- [DESCRIPTION OF THE TASK]
I'd like the entries reproduced exactly, with all pictures omitted.

- [PROVIDED DATA]
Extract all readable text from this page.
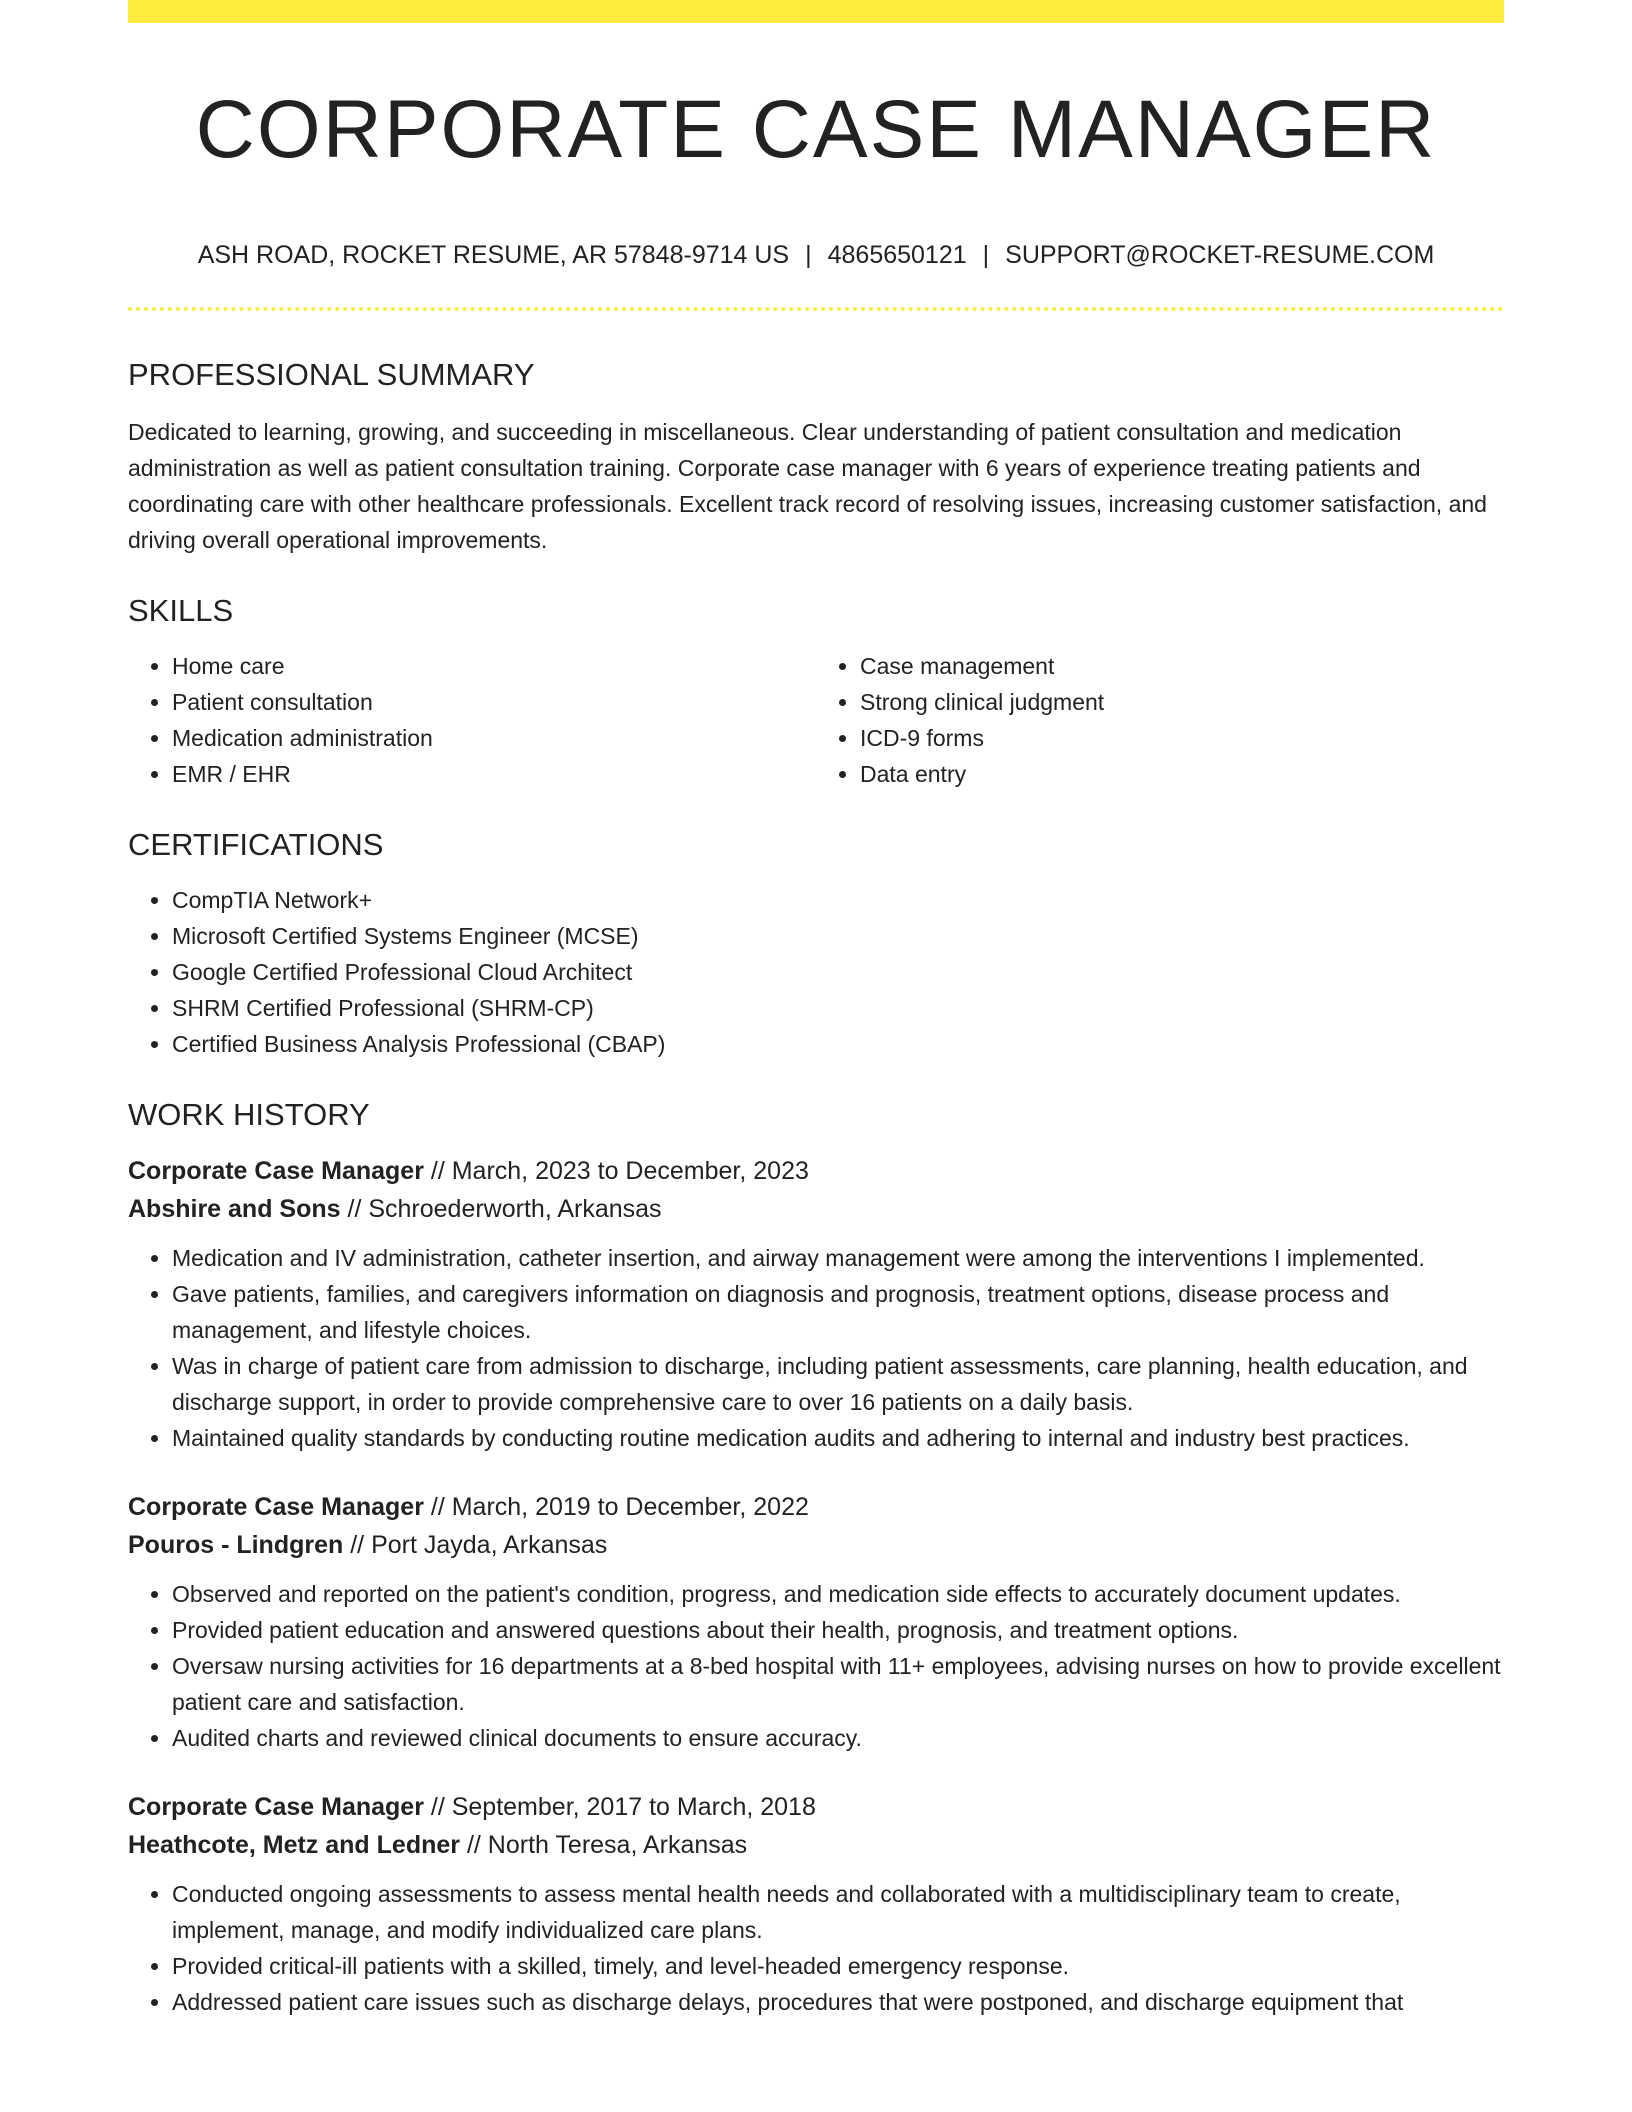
CORPORATE CASE MANAGER
ASH ROAD, ROCKET RESUME, AR 57848-9714 US | 4865650121 | SUPPORT@ROCKET-RESUME.COM
PROFESSIONAL SUMMARY

Dedicated to learning, growing, and succeeding in miscellaneous. Clear understanding of patient consultation and medication administration as well as patient consultation training. Corporate case manager with 6 years of experience treating patients and coordinating care with other healthcare professionals. Excellent track record of resolving issues, increasing customer satisfaction, and driving overall operational improvements.

SKILLS
• Home care
• Patient consultation
• Medication administration
• EMR / EHR
• Case management
• Strong clinical judgment
• ICD-9 forms
• Data entry
CERTIFICATIONS
• CompTIA Network+
• Microsoft Certified Systems Engineer (MCSE)
• Google Certified Professional Cloud Architect
• SHRM Certified Professional (SHRM-CP)
• Certified Business Analysis Professional (CBAP)
WORK HISTORY
Corporate Case Manager // March, 2023 to December, 2023
Abshire and Sons // Schroederworth, Arkansas
• Medication and IV administration, catheter insertion, and airway management were among the interventions I implemented.
• Gave patients, families, and caregivers information on diagnosis and prognosis, treatment options, disease process and management, and lifestyle choices.
• Was in charge of patient care from admission to discharge, including patient assessments, care planning, health education, and discharge support, in order to provide comprehensive care to over 16 patients on a daily basis.
• Maintained quality standards by conducting routine medication audits and adhering to internal and industry best practices.
Corporate Case Manager // March, 2019 to December, 2022
Pouros - Lindgren // Port Jayda, Arkansas
• Observed and reported on the patient's condition, progress, and medication side effects to accurately document updates.
• Provided patient education and answered questions about their health, prognosis, and treatment options.
• Oversaw nursing activities for 16 departments at a 8-bed hospital with 11+ employees, advising nurses on how to provide excellent patient care and satisfaction.
• Audited charts and reviewed clinical documents to ensure accuracy.
Corporate Case Manager // September, 2017 to March, 2018
Heathcote, Metz and Ledner // North Teresa, Arkansas
• Conducted ongoing assessments to assess mental health needs and collaborated with a multidisciplinary team to create, implement, manage, and modify individualized care plans.
• Provided critical-ill patients with a skilled, timely, and level-headed emergency response.
• Addressed patient care issues such as discharge delays, procedures that were postponed, and discharge equipment that
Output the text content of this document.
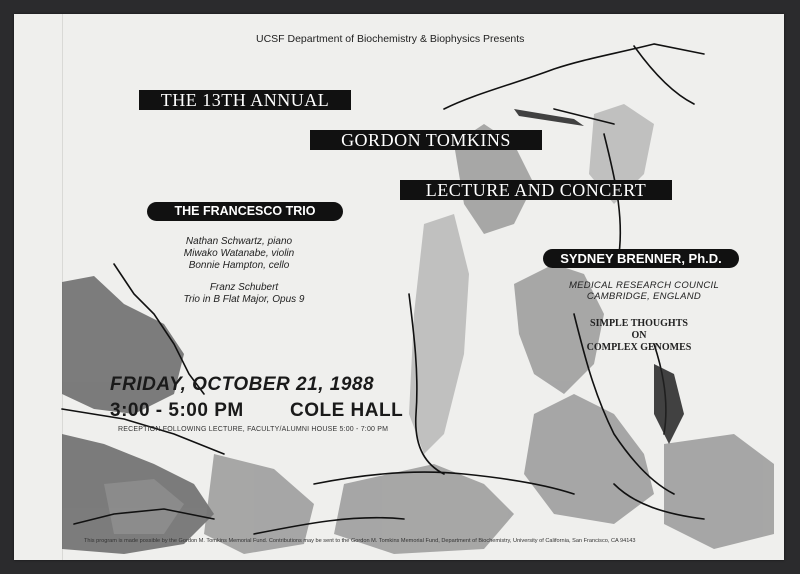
UCSF Department of Biochemistry & Biophysics Presents
THE 13TH ANNUAL
GORDON TOMKINS
LECTURE AND CONCERT
THE FRANCESCO TRIO
Nathan Schwartz, piano
Miwako Watanabe, violin
Bonnie Hampton, cello
Franz Schubert
Trio in B Flat Major, Opus 9
SYDNEY BRENNER, Ph.D.
MEDICAL RESEARCH COUNCIL
CAMBRIDGE, ENGLAND
SIMPLE THOUGHTS
ON
COMPLEX GENOMES
FRIDAY, OCTOBER 21, 1988
3:00 - 5:00 PM COLE HALL
RECEPTION FOLLOWING LECTURE, FACULTY/ALUMNI HOUSE 5:00 - 7:00 PM
This program is made possible by the Gordon M. Tomkins Memorial Fund. Contributions may be sent to the Gordon M. Tomkins Memorial Fund, Department of Biochemistry, University of California, San Francisco, CA 94143
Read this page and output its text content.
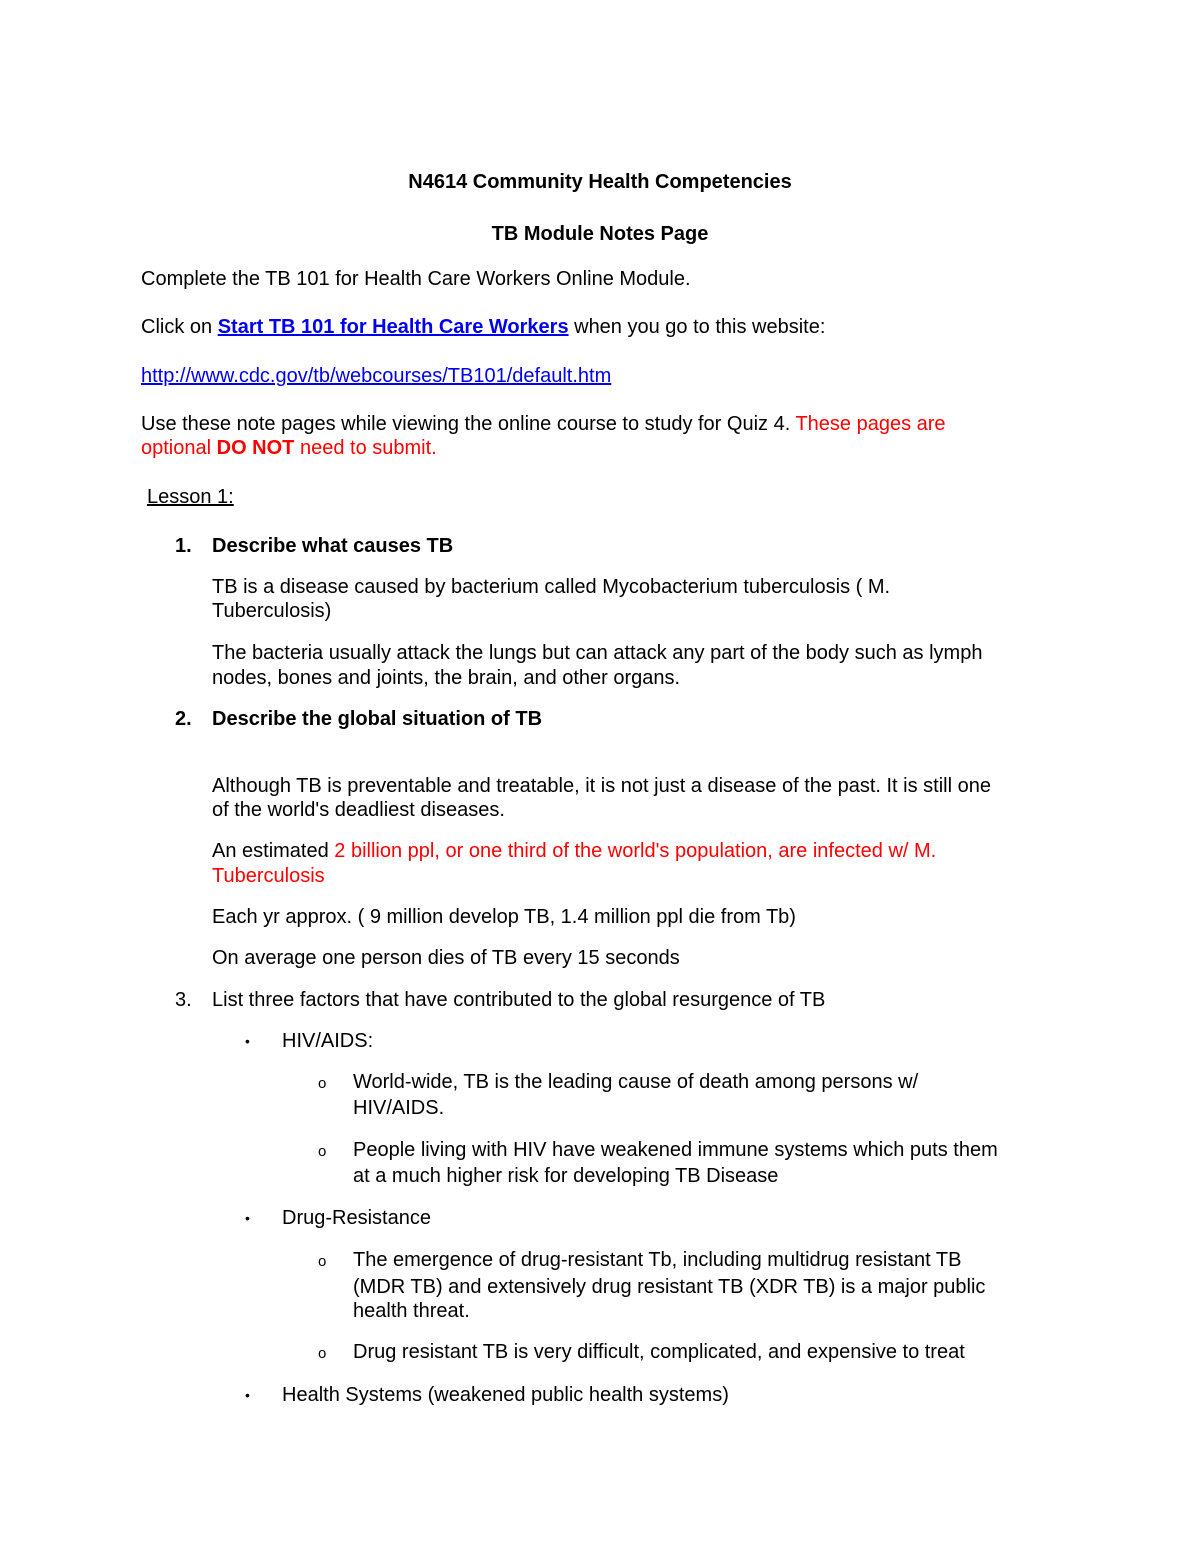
N4614 Community Health Competencies
TB Module Notes Page
Complete the TB 101 for Health Care Workers Online Module.
Click on Start TB 101 for Health Care Workers when you go to this website:
http://www.cdc.gov/tb/webcourses/TB101/default.htm
Use these note pages while viewing the online course to study for Quiz 4. These pages are
optional DO NOT need to submit.
Lesson 1:
1. Describe what causes TB
TB is a disease caused by bacterium called Mycobacterium tuberculosis ( M.
Tuberculosis)
The bacteria usually attack the lungs but can attack any part of the body such as lymph
nodes, bones and joints, the brain, and other organs.
2. Describe the global situation of TB
Although TB is preventable and treatable, it is not just a disease of the past. It is still one
of the world's deadliest diseases.
An estimated 2 billion ppl, or one third of the world's population, are infected w/ M.
Tuberculosis
Each yr approx. ( 9 million develop TB, 1.4 million ppl die from Tb)
On average one person dies of TB every 15 seconds
3. List three factors that have contributed to the global resurgence of TB
• HIV/AIDS:
o World-wide, TB is the leading cause of death among persons w/
HIV/AIDS.
o People living with HIV have weakened immune systems which puts them
at a much higher risk for developing TB Disease
• Drug-Resistance
o The emergence of drug-resistant Tb, including multidrug resistant TB
(MDR TB) and extensively drug resistant TB (XDR TB) is a major public
health threat.
o Drug resistant TB is very difficult, complicated, and expensive to treat
• Health Systems (weakened public health systems)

- [SOLVED EXERCISE]
Extract all readable text from this page.
CORPORATE CASE MANAGER
ASH ROAD, ROCKET RESUME, AR 57848-9714 US | 4865650121 | SUPPORT@ROCKET-RESUME.COM
PROFESSIONAL SUMMARY

Dedicated to learning, growing, and succeeding in miscellaneous. Clear understanding of patient consultation and medication administration as well as patient consultation training. Corporate case manager with 6 years of experience treating patients and coordinating care with other healthcare professionals. Excellent track record of resolving issues, increasing customer satisfaction, and driving overall operational improvements.

SKILLS
• Home care
• Patient consultation
• Medication administration
• EMR / EHR
• Case management
• Strong clinical judgment
• ICD-9 forms
• Data entry
CERTIFICATIONS
• CompTIA Network+
• Microsoft Certified Systems Engineer (MCSE)
• Google Certified Professional Cloud Architect
• SHRM Certified Professional (SHRM-CP)
• Certified Business Analysis Professional (CBAP)
WORK HISTORY
Corporate Case Manager // March, 2023 to December, 2023
Abshire and Sons // Schroederworth, Arkansas
• Medication and IV administration, catheter insertion, and airway management were among the interventions I implemented.
• Gave patients, families, and caregivers information on diagnosis and prognosis, treatment options, disease process and management, and lifestyle choices.
• Was in charge of patient care from admission to discharge, including patient assessments, care planning, health education, and discharge support, in order to provide comprehensive care to over 16 patients on a daily basis.
• Maintained quality standards by conducting routine medication audits and adhering to internal and industry best practices.
Corporate Case Manager // March, 2019 to December, 2022
Pouros - Lindgren // Port Jayda, Arkansas
• Observed and reported on the patient's condition, progress, and medication side effects to accurately document updates.
• Provided patient education and answered questions about their health, prognosis, and treatment options.
• Oversaw nursing activities for 16 departments at a 8-bed hospital with 11+ employees, advising nurses on how to provide excellent patient care and satisfaction.
• Audited charts and reviewed clinical documents to ensure accuracy.
Corporate Case Manager // September, 2017 to March, 2018
Heathcote, Metz and Ledner // North Teresa, Arkansas
• Conducted ongoing assessments to assess mental health needs and collaborated with a multidisciplinary team to create, implement, manage, and modify individualized care plans.
• Provided critical-ill patients with a skilled, timely, and level-headed emergency response.
• Addressed patient care issues such as discharge delays, procedures that were postponed, and discharge equipment that
Output the text content of this document.
UCSF Department of Biochemistry & Biophysics Presents
THE 13TH ANNUAL
GORDON TOMKINS
LECTURE AND CONCERT
THE FRANCESCO TRIO
Nathan Schwartz, piano
Miwako Watanabe, violin
Bonnie Hampton, cello
Franz Schubert
Trio in B Flat Major, Opus 9
SYDNEY BRENNER, Ph.D.
MEDICAL RESEARCH COUNCIL
CAMBRIDGE, ENGLAND
SIMPLE THOUGHTS
ON
COMPLEX GENOMES
FRIDAY, OCTOBER 21, 1988
3:00 - 5:00 PM COLE HALL
RECEPTION FOLLOWING LECTURE, FACULTY/ALUMNI HOUSE 5:00 - 7:00 PM
This program is made possible by the Gordon M. Tomkins Memorial Fund. Contributions may be sent to the Gordon M. Tomkins Memorial Fund, Department of Biochemistry, University of California, San Francisco, CA 94143
Read this page and output its text content.
N4614 Community Health Competencies
TB Module Notes Page
Complete the TB 101 for Health Care Workers Online Module.
Click on Start TB 101 for Health Care Workers when you go to this website:
http://www.cdc.gov/tb/webcourses/TB101/default.htm
Use these note pages while viewing the online course to study for Quiz 4. These pages are
optional DO NOT need to submit.
Lesson 1:
1. Describe what causes TB
TB is a disease caused by bacterium called Mycobacterium tuberculosis ( M.
Tuberculosis)
The bacteria usually attack the lungs but can attack any part of the body such as lymph
nodes, bones and joints, the brain, and other organs.
2. Describe the global situation of TB
Although TB is preventable and treatable, it is not just a disease of the past. It is still one
of the world's deadliest diseases.
An estimated 2 billion ppl, or one third of the world's population, are infected w/ M.
Tuberculosis
Each yr approx. ( 9 million develop TB, 1.4 million ppl die from Tb)
On average one person dies of TB every 15 seconds
3. List three factors that have contributed to the global resurgence of TB
• HIV/AIDS:
o World-wide, TB is the leading cause of death among persons w/
HIV/AIDS.
o People living with HIV have weakened immune systems which puts them
at a much higher risk for developing TB Disease
• Drug-Resistance
o The emergence of drug-resistant Tb, including multidrug resistant TB
(MDR TB) and extensively drug resistant TB (XDR TB) is a major public
health threat.
o Drug resistant TB is very difficult, complicated, and expensive to treat
• Health Systems (weakened public health systems)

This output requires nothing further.